Reputation: 131
I have two dataframes df1 and df2 which I believe have the same data but the rows are not in the same order. How can I check that they have the same rows but perhaps in a different order?
Upvotes: 1
Views: 1798
Reputation: 3007
dplyr::all_equal
is really useful for this.
library(dplyr)
df_1 <- mtcars
df_2 <- mtcars %>% arrange(mpg) # Change row order
df_3 <- mtcars %>% select(disp, everything()) # change column order
all_equal(df_1, df_2, ignore_row_order = FALSE)
#> [1] "Same row values, but different order"
all_equal(df_1, df_3, ignore_col_order = FALSE)
#> [1] "Same column names, but different order"
all_equal(df_1, df_2, ignore_row_order = TRUE)
#> [1] TRUE
Upvotes: 1
Reputation: 887078
We can first order the two datasets based on the columns
tmp1 <- df1[do.call(order, df1),]
row.names(tmp1) <- NULL
tmp2 <- df2[do.call(order, df2),]
row.names(tmp2) <- NULL
Then use all.equal
to check if they are the same
all.equal(tmp1, tmp2, check.attributes = FALSE)
NOTE: The OP's question is about How can I check that they have the same rows but perhaps in a different order?
NOTE2: No external packages are used
Upvotes: 2

(Element region listings)
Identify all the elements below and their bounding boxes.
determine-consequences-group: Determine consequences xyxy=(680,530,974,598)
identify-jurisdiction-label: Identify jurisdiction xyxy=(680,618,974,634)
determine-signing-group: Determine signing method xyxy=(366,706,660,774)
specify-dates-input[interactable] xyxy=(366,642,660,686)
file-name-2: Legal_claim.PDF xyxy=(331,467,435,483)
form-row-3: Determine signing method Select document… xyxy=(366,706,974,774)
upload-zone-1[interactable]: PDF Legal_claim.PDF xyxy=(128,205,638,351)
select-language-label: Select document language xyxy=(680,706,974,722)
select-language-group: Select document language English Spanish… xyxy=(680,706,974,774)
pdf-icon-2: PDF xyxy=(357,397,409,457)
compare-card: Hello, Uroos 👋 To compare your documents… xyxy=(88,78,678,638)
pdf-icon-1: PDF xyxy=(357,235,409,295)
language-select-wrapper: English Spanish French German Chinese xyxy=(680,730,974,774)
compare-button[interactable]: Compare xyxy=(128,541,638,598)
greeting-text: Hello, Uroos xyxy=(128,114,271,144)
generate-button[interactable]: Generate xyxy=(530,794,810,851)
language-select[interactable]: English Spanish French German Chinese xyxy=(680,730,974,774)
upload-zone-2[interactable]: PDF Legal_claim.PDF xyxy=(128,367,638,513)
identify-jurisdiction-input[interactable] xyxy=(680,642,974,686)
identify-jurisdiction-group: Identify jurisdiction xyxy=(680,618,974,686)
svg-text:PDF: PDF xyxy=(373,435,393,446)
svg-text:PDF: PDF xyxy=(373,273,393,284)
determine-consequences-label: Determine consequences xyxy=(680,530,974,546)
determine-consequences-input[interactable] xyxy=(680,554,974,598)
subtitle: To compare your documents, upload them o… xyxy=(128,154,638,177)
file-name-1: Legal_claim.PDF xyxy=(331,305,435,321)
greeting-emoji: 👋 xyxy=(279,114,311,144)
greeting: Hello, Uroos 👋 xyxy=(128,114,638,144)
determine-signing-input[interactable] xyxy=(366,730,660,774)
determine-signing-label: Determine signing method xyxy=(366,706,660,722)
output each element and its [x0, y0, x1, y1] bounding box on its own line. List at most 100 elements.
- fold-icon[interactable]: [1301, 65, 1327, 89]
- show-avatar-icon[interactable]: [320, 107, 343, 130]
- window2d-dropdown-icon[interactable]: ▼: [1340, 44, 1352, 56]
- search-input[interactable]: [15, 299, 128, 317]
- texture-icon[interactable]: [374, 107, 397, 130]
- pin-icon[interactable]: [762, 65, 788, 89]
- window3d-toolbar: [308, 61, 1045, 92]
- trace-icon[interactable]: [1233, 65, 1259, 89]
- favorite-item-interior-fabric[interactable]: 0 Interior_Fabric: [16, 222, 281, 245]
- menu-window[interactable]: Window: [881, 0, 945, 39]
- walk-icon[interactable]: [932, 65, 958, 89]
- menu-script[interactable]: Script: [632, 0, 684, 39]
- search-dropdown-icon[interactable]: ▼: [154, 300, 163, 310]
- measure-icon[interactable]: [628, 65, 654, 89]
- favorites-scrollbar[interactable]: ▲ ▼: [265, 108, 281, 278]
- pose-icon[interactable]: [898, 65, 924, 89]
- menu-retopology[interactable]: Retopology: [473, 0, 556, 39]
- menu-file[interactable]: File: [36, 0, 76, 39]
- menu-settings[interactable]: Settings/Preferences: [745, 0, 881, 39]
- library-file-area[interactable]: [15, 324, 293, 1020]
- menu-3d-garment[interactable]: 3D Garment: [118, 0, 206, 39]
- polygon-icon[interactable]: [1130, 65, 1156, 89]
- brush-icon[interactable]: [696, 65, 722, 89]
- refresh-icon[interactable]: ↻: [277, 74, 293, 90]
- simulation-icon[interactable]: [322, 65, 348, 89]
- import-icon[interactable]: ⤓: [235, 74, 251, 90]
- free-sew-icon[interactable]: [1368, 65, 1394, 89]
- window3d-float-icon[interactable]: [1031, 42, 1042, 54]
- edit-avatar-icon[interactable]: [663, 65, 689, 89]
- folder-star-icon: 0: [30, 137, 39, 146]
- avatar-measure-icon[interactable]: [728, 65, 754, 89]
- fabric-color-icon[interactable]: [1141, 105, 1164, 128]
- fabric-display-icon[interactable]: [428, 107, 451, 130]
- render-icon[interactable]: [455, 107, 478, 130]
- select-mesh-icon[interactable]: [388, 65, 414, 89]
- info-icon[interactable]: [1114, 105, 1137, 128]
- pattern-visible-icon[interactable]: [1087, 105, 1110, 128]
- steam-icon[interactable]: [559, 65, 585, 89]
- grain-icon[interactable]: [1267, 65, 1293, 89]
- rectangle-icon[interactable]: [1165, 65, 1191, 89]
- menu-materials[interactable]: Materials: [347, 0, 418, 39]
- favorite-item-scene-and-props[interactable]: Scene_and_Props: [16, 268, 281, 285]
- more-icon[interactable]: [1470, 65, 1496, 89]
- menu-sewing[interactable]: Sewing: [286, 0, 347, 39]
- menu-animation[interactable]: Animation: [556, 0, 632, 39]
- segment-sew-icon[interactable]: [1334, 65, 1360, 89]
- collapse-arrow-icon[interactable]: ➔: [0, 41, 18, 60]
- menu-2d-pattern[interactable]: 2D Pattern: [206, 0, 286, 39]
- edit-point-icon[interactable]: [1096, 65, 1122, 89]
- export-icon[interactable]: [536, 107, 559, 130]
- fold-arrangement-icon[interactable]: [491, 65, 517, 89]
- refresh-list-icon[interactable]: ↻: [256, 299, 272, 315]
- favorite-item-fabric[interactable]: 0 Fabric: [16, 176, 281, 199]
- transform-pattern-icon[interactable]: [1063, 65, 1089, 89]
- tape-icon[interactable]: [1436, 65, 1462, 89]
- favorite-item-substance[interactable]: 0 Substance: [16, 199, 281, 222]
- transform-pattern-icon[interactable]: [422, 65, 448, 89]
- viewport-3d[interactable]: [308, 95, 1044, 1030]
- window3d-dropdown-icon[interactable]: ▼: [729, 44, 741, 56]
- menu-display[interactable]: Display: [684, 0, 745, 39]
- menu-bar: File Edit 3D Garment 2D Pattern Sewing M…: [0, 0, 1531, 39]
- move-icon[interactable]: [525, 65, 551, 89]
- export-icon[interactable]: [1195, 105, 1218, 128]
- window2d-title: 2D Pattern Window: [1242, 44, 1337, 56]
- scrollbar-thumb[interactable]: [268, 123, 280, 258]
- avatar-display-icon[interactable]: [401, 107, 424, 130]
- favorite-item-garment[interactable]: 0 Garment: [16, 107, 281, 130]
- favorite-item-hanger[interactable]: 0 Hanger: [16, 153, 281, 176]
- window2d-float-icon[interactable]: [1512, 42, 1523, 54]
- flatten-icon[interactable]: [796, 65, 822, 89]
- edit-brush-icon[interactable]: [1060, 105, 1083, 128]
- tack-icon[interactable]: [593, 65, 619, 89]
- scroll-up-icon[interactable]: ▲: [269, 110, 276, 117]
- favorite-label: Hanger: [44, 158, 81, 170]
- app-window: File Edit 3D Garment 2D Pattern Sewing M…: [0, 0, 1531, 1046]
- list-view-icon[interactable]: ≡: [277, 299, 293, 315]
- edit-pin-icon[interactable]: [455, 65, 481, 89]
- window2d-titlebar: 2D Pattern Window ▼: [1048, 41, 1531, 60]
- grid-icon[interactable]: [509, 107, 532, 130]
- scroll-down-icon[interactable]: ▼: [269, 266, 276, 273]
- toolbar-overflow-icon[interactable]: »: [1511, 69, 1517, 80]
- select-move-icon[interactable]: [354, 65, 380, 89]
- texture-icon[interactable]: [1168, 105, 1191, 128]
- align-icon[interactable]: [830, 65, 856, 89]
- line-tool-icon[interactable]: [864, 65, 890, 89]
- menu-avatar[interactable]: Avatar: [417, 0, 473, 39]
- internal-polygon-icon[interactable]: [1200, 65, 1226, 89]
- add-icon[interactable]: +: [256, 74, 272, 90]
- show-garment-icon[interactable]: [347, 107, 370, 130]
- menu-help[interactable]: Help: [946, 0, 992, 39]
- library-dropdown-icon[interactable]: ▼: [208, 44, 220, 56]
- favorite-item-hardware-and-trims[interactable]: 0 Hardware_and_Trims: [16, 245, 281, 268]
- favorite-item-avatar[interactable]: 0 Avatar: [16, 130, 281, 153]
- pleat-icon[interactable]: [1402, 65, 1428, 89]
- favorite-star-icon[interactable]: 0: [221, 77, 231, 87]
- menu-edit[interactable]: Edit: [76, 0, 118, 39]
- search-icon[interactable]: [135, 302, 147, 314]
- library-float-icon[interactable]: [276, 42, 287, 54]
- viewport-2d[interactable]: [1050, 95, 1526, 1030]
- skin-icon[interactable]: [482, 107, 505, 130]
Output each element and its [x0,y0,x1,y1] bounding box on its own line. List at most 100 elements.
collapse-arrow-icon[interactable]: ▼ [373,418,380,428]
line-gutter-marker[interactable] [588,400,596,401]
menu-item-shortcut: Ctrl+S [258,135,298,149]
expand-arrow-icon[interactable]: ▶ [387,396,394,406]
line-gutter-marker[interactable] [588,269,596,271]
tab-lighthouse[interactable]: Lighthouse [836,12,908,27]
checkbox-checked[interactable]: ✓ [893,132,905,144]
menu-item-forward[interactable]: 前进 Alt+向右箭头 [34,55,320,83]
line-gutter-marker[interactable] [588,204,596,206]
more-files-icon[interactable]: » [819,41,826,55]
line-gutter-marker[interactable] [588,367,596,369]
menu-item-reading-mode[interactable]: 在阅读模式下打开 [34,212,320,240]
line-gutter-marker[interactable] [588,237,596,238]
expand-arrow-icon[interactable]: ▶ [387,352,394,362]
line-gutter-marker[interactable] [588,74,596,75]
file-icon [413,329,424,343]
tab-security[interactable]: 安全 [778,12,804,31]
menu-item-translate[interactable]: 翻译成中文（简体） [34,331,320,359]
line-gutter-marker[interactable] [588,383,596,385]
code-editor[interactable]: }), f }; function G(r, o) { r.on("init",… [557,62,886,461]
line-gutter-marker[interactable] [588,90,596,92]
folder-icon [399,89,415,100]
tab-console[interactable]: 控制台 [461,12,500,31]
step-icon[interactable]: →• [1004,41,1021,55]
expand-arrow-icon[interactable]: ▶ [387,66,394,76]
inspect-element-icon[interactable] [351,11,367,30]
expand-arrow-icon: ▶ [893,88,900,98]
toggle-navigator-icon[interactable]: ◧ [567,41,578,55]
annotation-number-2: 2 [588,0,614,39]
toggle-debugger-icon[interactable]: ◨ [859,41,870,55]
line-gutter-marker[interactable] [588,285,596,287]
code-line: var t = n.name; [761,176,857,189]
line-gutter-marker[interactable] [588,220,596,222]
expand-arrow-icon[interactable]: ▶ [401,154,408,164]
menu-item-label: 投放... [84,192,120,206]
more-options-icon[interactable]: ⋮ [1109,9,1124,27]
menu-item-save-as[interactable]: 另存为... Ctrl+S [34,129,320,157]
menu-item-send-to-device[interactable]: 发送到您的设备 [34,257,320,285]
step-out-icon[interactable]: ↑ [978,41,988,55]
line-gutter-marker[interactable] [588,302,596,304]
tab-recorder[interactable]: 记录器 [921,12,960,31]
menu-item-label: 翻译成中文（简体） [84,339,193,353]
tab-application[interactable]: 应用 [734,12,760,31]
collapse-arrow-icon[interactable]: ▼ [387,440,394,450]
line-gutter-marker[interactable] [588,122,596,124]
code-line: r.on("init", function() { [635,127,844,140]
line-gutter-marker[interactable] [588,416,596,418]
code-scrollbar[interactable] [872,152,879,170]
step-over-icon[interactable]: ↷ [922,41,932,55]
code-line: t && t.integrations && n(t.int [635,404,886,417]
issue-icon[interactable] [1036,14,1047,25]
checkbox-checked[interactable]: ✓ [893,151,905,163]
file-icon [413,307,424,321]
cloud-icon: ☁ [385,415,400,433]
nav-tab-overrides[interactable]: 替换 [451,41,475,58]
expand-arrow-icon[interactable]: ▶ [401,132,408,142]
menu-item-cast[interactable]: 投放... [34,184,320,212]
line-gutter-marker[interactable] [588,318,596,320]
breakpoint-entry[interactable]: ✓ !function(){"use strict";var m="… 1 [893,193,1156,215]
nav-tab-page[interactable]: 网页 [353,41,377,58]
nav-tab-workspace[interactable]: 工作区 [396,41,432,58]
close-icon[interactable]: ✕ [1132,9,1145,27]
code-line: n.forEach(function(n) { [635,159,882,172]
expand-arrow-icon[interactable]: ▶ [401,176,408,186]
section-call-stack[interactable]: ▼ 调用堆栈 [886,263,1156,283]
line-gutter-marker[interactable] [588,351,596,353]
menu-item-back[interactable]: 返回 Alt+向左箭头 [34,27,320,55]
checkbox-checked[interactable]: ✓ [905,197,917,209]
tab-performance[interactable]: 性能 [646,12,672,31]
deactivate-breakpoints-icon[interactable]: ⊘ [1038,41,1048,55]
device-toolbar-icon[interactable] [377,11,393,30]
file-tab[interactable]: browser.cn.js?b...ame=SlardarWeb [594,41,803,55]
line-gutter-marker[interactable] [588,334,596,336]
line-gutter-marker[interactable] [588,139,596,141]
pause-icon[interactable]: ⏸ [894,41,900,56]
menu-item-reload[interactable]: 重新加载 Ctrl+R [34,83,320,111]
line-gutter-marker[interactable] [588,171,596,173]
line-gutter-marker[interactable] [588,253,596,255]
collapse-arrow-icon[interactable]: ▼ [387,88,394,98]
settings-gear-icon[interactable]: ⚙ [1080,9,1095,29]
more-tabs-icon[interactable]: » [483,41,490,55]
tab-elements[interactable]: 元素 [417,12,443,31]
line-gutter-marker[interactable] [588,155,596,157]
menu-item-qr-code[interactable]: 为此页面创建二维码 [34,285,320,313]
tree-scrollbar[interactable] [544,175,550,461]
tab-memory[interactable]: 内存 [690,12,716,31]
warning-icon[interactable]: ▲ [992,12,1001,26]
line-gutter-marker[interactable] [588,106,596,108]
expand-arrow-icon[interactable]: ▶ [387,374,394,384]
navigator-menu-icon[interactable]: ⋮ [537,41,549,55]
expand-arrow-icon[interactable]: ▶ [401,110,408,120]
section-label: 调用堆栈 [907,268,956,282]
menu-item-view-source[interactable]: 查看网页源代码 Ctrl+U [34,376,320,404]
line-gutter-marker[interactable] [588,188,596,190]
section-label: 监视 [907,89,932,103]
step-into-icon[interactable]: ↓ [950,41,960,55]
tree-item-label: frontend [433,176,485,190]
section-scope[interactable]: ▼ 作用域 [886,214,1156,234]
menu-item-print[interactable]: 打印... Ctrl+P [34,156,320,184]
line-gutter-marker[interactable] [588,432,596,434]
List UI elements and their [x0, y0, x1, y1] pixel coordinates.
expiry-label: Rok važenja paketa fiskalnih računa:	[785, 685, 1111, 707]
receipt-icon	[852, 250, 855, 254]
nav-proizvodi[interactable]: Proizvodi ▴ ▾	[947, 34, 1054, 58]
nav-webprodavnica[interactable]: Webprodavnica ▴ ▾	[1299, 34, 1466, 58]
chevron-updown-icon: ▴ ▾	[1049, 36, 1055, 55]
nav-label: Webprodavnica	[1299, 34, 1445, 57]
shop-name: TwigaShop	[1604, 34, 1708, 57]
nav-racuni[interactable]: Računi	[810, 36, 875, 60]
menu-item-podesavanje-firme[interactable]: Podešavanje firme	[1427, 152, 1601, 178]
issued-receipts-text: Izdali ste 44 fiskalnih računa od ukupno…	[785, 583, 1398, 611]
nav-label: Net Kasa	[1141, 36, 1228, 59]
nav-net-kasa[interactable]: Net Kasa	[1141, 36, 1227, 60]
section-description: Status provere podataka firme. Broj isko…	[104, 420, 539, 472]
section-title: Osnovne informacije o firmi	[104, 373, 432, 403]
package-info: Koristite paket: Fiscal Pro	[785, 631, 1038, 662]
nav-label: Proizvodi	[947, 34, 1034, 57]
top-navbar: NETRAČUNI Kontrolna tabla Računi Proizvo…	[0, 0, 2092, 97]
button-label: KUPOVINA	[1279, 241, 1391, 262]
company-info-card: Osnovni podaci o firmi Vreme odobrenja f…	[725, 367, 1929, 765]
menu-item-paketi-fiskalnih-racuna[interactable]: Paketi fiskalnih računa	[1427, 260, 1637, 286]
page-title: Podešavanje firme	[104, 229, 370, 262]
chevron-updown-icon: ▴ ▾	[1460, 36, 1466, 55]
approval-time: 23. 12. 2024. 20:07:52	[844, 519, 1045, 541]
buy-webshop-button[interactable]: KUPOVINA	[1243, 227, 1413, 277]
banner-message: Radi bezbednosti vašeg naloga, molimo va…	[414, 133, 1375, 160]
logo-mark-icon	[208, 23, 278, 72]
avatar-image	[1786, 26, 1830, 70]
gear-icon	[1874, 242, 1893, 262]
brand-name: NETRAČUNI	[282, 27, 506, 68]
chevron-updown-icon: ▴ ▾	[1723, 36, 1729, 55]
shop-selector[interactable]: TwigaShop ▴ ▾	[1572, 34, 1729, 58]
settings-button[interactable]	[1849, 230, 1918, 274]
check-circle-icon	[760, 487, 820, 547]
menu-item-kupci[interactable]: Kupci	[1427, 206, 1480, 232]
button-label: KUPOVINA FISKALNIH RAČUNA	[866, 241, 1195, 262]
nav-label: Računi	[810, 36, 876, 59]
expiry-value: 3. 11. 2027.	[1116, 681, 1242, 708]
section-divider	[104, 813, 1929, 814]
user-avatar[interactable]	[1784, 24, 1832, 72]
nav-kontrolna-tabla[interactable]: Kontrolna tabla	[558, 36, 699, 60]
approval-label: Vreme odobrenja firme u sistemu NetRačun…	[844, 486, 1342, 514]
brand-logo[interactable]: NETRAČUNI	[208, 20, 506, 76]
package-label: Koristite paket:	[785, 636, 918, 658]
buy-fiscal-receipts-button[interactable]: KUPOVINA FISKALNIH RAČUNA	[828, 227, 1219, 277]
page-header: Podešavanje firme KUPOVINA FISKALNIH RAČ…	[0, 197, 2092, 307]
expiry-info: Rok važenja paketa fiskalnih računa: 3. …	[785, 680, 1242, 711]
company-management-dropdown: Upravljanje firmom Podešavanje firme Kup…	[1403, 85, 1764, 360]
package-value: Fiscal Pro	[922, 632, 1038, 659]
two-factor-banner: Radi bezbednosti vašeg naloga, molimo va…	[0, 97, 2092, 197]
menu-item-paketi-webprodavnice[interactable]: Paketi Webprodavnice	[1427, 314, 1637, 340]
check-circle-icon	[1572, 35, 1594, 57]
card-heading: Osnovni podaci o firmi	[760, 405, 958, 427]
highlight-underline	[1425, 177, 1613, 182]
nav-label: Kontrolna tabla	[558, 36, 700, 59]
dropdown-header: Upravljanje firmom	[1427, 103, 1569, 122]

= Problem details =
In the thread on comparing R data frames, what does all_equal output when df_1 and df_2 are compared with ignore_row_order = FALSE?

= Exercise response =
"Same row values, but different order"